Short task: Transcribe the material word for word, but without the images.

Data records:
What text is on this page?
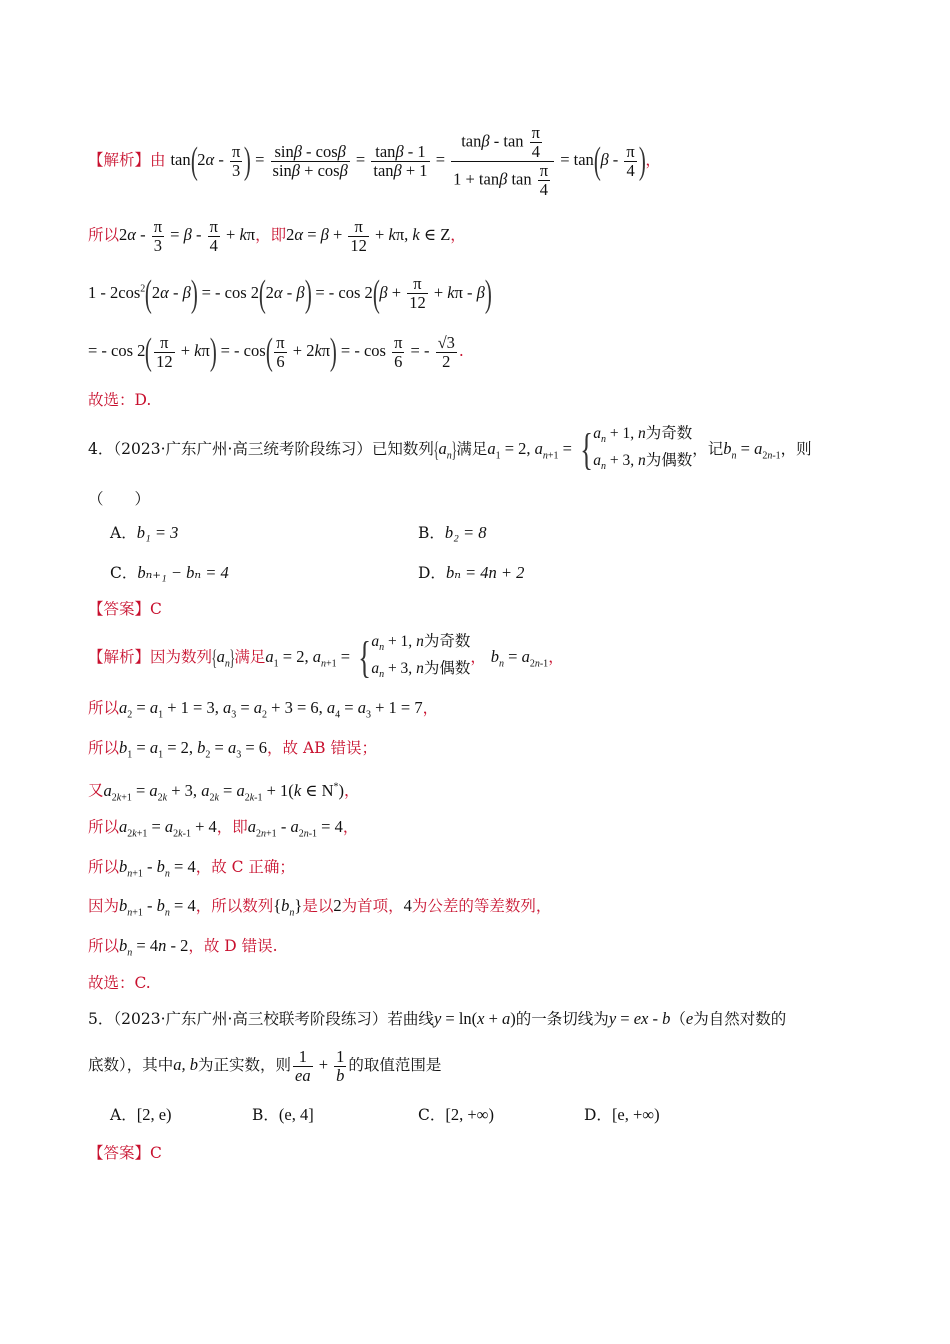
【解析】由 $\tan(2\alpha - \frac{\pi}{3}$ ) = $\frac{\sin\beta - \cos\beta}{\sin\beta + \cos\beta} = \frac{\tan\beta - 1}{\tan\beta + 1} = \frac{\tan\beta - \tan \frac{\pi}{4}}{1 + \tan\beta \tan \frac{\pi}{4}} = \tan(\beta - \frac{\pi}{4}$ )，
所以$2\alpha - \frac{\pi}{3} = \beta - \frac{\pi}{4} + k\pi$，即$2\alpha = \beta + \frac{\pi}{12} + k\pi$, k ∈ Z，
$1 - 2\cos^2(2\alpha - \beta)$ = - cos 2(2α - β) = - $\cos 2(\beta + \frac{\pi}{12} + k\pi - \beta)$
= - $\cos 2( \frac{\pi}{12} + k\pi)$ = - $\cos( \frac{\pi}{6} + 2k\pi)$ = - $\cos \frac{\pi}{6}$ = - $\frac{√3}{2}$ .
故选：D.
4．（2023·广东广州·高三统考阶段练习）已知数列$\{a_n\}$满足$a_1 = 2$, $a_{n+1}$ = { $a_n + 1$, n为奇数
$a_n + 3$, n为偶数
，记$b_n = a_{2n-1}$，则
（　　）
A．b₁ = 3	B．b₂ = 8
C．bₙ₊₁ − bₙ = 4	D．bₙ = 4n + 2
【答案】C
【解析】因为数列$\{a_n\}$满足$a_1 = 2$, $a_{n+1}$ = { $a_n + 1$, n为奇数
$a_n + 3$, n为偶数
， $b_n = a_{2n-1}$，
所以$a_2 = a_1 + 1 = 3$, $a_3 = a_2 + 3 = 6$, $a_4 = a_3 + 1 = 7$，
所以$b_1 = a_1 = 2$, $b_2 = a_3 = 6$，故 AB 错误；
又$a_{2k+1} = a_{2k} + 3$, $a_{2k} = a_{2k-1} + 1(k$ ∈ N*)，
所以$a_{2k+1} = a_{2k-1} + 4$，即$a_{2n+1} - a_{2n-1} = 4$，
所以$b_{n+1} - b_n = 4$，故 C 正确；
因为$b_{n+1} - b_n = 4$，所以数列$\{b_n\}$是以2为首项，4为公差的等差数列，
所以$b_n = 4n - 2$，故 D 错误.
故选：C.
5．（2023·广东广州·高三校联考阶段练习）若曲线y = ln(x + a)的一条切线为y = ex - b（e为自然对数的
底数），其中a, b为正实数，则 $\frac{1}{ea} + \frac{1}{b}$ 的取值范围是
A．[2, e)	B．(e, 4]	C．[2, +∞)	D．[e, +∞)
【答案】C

Answer for the task:
What text is on this page?
【解析】由 $\tan(2\alpha - \frac{\pi}{3}$ ) = $\frac{\sin\beta - \cos\beta}{\sin\beta + \cos\beta} = \frac{\tan\beta - 1}{\tan\beta + 1} = \frac{\tan\beta - \tan \frac{\pi}{4}}{1 + \tan\beta \tan \frac{\pi}{4}} = \tan(\beta - \frac{\pi}{4}$ )，
所以$2\alpha - \frac{\pi}{3} = \beta - \frac{\pi}{4} + k\pi$，即$2\alpha = \beta + \frac{\pi}{12} + k\pi$, k ∈ Z，
$1 - 2\cos^2(2\alpha - \beta)$ = - cos 2(2α - β) = - $\cos 2(\beta + \frac{\pi}{12} + k\pi - \beta)$
= - $\cos 2( \frac{\pi}{12} + k\pi)$ = - $\cos( \frac{\pi}{6} + 2k\pi)$ = - $\cos \frac{\pi}{6}$ = - $\frac{√3}{2}$ .
故选：D.
4．（2023·广东广州·高三统考阶段练习）已知数列$\{a_n\}$满足$a_1 = 2$, $a_{n+1}$ = { $a_n + 1$, n为奇数
$a_n + 3$, n为偶数
，记$b_n = a_{2n-1}$，则
（　　）
A．b₁ = 3	B．b₂ = 8
C．bₙ₊₁ − bₙ = 4	D．bₙ = 4n + 2
【答案】C
【解析】因为数列$\{a_n\}$满足$a_1 = 2$, $a_{n+1}$ = { $a_n + 1$, n为奇数
$a_n + 3$, n为偶数
， $b_n = a_{2n-1}$，
所以$a_2 = a_1 + 1 = 3$, $a_3 = a_2 + 3 = 6$, $a_4 = a_3 + 1 = 7$，
所以$b_1 = a_1 = 2$, $b_2 = a_3 = 6$，故 AB 错误；
又$a_{2k+1} = a_{2k} + 3$, $a_{2k} = a_{2k-1} + 1(k$ ∈ N*)，
所以$a_{2k+1} = a_{2k-1} + 4$，即$a_{2n+1} - a_{2n-1} = 4$，
所以$b_{n+1} - b_n = 4$，故 C 正确；
因为$b_{n+1} - b_n = 4$，所以数列$\{b_n\}$是以2为首项，4为公差的等差数列，
所以$b_n = 4n - 2$，故 D 错误.
故选：C.
5．（2023·广东广州·高三校联考阶段练习）若曲线y = ln(x + a)的一条切线为y = ex - b（e为自然对数的
底数），其中a, b为正实数，则 $\frac{1}{ea} + \frac{1}{b}$ 的取值范围是
A．[2, e)	B．(e, 4]	C．[2, +∞)	D．[e, +∞)
【答案】C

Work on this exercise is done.